## Begin DATA FOR THIS EXERCISE

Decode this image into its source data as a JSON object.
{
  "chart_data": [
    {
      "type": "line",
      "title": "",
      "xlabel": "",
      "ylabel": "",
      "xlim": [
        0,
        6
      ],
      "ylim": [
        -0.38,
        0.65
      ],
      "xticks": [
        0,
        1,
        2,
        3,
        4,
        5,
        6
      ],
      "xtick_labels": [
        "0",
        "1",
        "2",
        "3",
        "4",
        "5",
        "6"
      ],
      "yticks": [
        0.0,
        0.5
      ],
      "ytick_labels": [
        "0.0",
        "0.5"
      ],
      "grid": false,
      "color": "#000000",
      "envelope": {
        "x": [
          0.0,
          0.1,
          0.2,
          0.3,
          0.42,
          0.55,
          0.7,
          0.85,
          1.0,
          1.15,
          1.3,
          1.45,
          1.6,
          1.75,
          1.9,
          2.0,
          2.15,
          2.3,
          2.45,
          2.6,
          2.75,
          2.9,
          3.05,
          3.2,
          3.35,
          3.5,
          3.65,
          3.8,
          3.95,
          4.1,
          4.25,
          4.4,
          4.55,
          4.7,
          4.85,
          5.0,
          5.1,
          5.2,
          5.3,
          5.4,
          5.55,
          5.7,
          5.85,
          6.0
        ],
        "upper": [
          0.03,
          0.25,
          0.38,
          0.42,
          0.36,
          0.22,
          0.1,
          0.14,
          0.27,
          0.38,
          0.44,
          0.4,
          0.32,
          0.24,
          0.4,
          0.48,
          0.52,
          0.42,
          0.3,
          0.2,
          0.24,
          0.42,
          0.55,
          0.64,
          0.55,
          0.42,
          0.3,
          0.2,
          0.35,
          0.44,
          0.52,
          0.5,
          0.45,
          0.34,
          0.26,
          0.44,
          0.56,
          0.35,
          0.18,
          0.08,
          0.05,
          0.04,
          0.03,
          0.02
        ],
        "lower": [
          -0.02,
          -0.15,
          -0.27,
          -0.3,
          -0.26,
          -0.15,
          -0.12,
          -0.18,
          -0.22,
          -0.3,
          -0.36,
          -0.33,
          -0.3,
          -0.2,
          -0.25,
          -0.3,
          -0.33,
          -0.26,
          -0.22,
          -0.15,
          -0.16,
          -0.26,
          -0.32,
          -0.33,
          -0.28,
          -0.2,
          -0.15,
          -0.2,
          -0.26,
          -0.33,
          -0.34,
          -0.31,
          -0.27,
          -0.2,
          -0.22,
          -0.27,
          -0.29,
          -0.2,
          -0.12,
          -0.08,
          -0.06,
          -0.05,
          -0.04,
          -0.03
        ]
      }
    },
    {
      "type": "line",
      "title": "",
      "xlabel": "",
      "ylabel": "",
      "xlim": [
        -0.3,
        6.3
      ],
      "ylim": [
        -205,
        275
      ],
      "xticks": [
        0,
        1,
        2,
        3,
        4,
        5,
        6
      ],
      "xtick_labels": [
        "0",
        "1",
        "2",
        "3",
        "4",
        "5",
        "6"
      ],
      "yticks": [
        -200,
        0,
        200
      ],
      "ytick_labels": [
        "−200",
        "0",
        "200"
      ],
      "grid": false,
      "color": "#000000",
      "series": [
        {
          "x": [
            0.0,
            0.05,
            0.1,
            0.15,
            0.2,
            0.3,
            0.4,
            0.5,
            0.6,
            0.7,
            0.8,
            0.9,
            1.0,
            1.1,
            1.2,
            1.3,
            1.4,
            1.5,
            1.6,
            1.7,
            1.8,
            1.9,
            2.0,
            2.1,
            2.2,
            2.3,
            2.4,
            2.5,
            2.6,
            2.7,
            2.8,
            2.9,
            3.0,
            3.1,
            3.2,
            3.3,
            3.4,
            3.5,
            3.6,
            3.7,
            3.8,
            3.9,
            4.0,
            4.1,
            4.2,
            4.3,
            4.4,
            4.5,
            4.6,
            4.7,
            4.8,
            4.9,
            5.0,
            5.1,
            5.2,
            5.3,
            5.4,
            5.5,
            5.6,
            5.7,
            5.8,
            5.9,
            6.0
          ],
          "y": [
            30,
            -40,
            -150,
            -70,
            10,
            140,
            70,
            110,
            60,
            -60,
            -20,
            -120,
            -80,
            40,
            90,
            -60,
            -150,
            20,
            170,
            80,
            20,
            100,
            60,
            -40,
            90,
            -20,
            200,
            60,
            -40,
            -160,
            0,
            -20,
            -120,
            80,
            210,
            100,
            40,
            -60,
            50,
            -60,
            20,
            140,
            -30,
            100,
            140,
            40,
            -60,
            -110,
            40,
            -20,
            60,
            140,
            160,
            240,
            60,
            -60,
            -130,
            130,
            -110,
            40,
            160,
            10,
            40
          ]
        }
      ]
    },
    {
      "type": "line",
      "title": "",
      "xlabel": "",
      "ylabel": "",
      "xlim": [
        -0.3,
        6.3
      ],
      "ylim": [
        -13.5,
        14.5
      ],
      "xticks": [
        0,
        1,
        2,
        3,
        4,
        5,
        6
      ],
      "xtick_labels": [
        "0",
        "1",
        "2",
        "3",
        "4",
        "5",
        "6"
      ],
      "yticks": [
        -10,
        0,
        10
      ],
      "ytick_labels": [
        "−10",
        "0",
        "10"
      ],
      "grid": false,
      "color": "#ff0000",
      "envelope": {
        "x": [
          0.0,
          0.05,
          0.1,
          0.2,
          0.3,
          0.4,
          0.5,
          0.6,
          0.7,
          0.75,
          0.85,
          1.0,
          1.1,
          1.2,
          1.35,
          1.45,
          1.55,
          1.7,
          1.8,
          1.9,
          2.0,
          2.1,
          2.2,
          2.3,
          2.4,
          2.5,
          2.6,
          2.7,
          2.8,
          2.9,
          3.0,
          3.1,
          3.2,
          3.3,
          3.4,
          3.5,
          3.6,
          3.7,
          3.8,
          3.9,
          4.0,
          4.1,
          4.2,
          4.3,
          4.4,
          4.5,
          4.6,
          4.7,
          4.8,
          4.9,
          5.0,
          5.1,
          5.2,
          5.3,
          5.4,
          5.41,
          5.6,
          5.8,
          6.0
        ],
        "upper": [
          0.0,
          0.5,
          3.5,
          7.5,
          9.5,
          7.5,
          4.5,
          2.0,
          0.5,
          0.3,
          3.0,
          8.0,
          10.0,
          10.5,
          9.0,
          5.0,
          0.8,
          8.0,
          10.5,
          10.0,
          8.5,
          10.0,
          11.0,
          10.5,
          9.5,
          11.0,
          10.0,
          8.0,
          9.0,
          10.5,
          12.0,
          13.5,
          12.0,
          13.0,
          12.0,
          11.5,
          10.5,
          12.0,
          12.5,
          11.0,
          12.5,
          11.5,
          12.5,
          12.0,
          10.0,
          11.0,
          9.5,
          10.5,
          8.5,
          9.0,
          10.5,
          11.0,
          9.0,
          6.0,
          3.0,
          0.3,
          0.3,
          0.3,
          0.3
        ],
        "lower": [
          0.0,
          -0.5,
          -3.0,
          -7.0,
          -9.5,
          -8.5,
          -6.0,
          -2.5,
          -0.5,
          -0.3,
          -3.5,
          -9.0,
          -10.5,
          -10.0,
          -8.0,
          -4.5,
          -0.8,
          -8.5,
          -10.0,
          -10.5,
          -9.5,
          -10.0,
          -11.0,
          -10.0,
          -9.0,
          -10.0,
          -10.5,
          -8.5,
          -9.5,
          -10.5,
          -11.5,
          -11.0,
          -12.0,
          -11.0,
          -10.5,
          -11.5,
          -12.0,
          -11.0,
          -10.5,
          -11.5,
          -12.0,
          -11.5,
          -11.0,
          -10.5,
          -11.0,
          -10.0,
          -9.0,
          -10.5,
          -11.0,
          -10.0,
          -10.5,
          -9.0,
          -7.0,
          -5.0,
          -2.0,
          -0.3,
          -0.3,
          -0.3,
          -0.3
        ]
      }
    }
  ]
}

## End DATA FOR THIS EXERCISE

• **WHAT IS BEING ASKED**
Return every entry verbatim.

• **REPLY TO THE TASK**
Decode this image into its source data as a JSON object.
{
  "chart_data": [
    {
      "type": "line",
      "title": "",
      "xlabel": "",
      "ylabel": "",
      "xlim": [
        0,
        6
      ],
      "ylim": [
        -0.38,
        0.65
      ],
      "xticks": [
        0,
        1,
        2,
        3,
        4,
        5,
        6
      ],
      "xtick_labels": [
        "0",
        "1",
        "2",
        "3",
        "4",
        "5",
        "6"
      ],
      "yticks": [
        0.0,
        0.5
      ],
      "ytick_labels": [
        "0.0",
        "0.5"
      ],
      "grid": false,
      "color": "#000000",
      "envelope": {
        "x": [
          0.0,
          0.1,
          0.2,
          0.3,
          0.42,
          0.55,
          0.7,
          0.85,
          1.0,
          1.15,
          1.3,
          1.45,
          1.6,
          1.75,
          1.9,
          2.0,
          2.15,
          2.3,
          2.45,
          2.6,
          2.75,
          2.9,
          3.05,
          3.2,
          3.35,
          3.5,
          3.65,
          3.8,
          3.95,
          4.1,
          4.25,
          4.4,
          4.55,
          4.7,
          4.85,
          5.0,
          5.1,
          5.2,
          5.3,
          5.4,
          5.55,
          5.7,
          5.85,
          6.0
        ],
        "upper": [
          0.03,
          0.25,
          0.38,
          0.42,
          0.36,
          0.22,
          0.1,
          0.14,
          0.27,
          0.38,
          0.44,
          0.4,
          0.32,
          0.24,
          0.4,
          0.48,
          0.52,
          0.42,
          0.3,
          0.2,
          0.24,
          0.42,
          0.55,
          0.64,
          0.55,
          0.42,
          0.3,
          0.2,
          0.35,
          0.44,
          0.52,
          0.5,
          0.45,
          0.34,
          0.26,
          0.44,
          0.56,
          0.35,
          0.18,
          0.08,
          0.05,
          0.04,
          0.03,
          0.02
        ],
        "lower": [
          -0.02,
          -0.15,
          -0.27,
          -0.3,
          -0.26,
          -0.15,
          -0.12,
          -0.18,
          -0.22,
          -0.3,
          -0.36,
          -0.33,
          -0.3,
          -0.2,
          -0.25,
          -0.3,
          -0.33,
          -0.26,
          -0.22,
          -0.15,
          -0.16,
          -0.26,
          -0.32,
          -0.33,
          -0.28,
          -0.2,
          -0.15,
          -0.2,
          -0.26,
          -0.33,
          -0.34,
          -0.31,
          -0.27,
          -0.2,
          -0.22,
          -0.27,
          -0.29,
          -0.2,
          -0.12,
          -0.08,
          -0.06,
          -0.05,
          -0.04,
          -0.03
        ]
      }
    },
    {
      "type": "line",
      "title": "",
      "xlabel": "",
      "ylabel": "",
      "xlim": [
        -0.3,
        6.3
      ],
      "ylim": [
        -205,
        275
      ],
      "xticks": [
        0,
        1,
        2,
        3,
        4,
        5,
        6
      ],
      "xtick_labels": [
        "0",
        "1",
        "2",
        "3",
        "4",
        "5",
        "6"
      ],
      "yticks": [
        -200,
        0,
        200
      ],
      "ytick_labels": [
        "−200",
        "0",
        "200"
      ],
      "grid": false,
      "color": "#000000",
      "series": [
        {
          "x": [
            0.0,
            0.05,
            0.1,
            0.15,
            0.2,
            0.3,
            0.4,
            0.5,
            0.6,
            0.7,
            0.8,
            0.9,
            1.0,
            1.1,
            1.2,
            1.3,
            1.4,
            1.5,
            1.6,
            1.7,
            1.8,
            1.9,
            2.0,
            2.1,
            2.2,
            2.3,
            2.4,
            2.5,
            2.6,
            2.7,
            2.8,
            2.9,
            3.0,
            3.1,
            3.2,
            3.3,
            3.4,
            3.5,
            3.6,
            3.7,
            3.8,
            3.9,
            4.0,
            4.1,
            4.2,
            4.3,
            4.4,
            4.5,
            4.6,
            4.7,
            4.8,
            4.9,
            5.0,
            5.1,
            5.2,
            5.3,
            5.4,
            5.5,
            5.6,
            5.7,
            5.8,
            5.9,
            6.0
          ],
          "y": [
            30,
            -40,
            -150,
            -70,
            10,
            140,
            70,
            110,
            60,
            -60,
            -20,
            -120,
            -80,
            40,
            90,
            -60,
            -150,
            20,
            170,
            80,
            20,
            100,
            60,
            -40,
            90,
            -20,
            200,
            60,
            -40,
            -160,
            0,
            -20,
            -120,
            80,
            210,
            100,
            40,
            -60,
            50,
            -60,
            20,
            140,
            -30,
            100,
            140,
            40,
            -60,
            -110,
            40,
            -20,
            60,
            140,
            160,
            240,
            60,
            -60,
            -130,
            130,
            -110,
            40,
            160,
            10,
            40
          ]
        }
      ]
    },
    {
      "type": "line",
      "title": "",
      "xlabel": "",
      "ylabel": "",
      "xlim": [
        -0.3,
        6.3
      ],
      "ylim": [
        -13.5,
        14.5
      ],
      "xticks": [
        0,
        1,
        2,
        3,
        4,
        5,
        6
      ],
      "xtick_labels": [
        "0",
        "1",
        "2",
        "3",
        "4",
        "5",
        "6"
      ],
      "yticks": [
        -10,
        0,
        10
      ],
      "ytick_labels": [
        "−10",
        "0",
        "10"
      ],
      "grid": false,
      "color": "#ff0000",
      "envelope": {
        "x": [
          0.0,
          0.05,
          0.1,
          0.2,
          0.3,
          0.4,
          0.5,
          0.6,
          0.7,
          0.75,
          0.85,
          1.0,
          1.1,
          1.2,
          1.35,
          1.45,
          1.55,
          1.7,
          1.8,
          1.9,
          2.0,
          2.1,
          2.2,
          2.3,
          2.4,
          2.5,
          2.6,
          2.7,
          2.8,
          2.9,
          3.0,
          3.1,
          3.2,
          3.3,
          3.4,
          3.5,
          3.6,
          3.7,
          3.8,
          3.9,
          4.0,
          4.1,
          4.2,
          4.3,
          4.4,
          4.5,
          4.6,
          4.7,
          4.8,
          4.9,
          5.0,
          5.1,
          5.2,
          5.3,
          5.4,
          5.41,
          5.6,
          5.8,
          6.0
        ],
        "upper": [
          0.0,
          0.5,
          3.5,
          7.5,
          9.5,
          7.5,
          4.5,
          2.0,
          0.5,
          0.3,
          3.0,
          8.0,
          10.0,
          10.5,
          9.0,
          5.0,
          0.8,
          8.0,
          10.5,
          10.0,
          8.5,
          10.0,
          11.0,
          10.5,
          9.5,
          11.0,
          10.0,
          8.0,
          9.0,
          10.5,
          12.0,
          13.5,
          12.0,
          13.0,
          12.0,
          11.5,
          10.5,
          12.0,
          12.5,
          11.0,
          12.5,
          11.5,
          12.5,
          12.0,
          10.0,
          11.0,
          9.5,
          10.5,
          8.5,
          9.0,
          10.5,
          11.0,
          9.0,
          6.0,
          3.0,
          0.3,
          0.3,
          0.3,
          0.3
        ],
        "lower": [
          0.0,
          -0.5,
          -3.0,
          -7.0,
          -9.5,
          -8.5,
          -6.0,
          -2.5,
          -0.5,
          -0.3,
          -3.5,
          -9.0,
          -10.5,
          -10.0,
          -8.0,
          -4.5,
          -0.8,
          -8.5,
          -10.0,
          -10.5,
          -9.5,
          -10.0,
          -11.0,
          -10.0,
          -9.0,
          -10.0,
          -10.5,
          -8.5,
          -9.5,
          -10.5,
          -11.5,
          -11.0,
          -12.0,
          -11.0,
          -10.5,
          -11.5,
          -12.0,
          -11.0,
          -10.5,
          -11.5,
          -12.0,
          -11.5,
          -11.0,
          -10.5,
          -11.0,
          -10.0,
          -9.0,
          -10.5,
          -11.0,
          -10.0,
          -10.5,
          -9.0,
          -7.0,
          -5.0,
          -2.0,
          -0.3,
          -0.3,
          -0.3,
          -0.3
        ]
      }
    }
  ]
}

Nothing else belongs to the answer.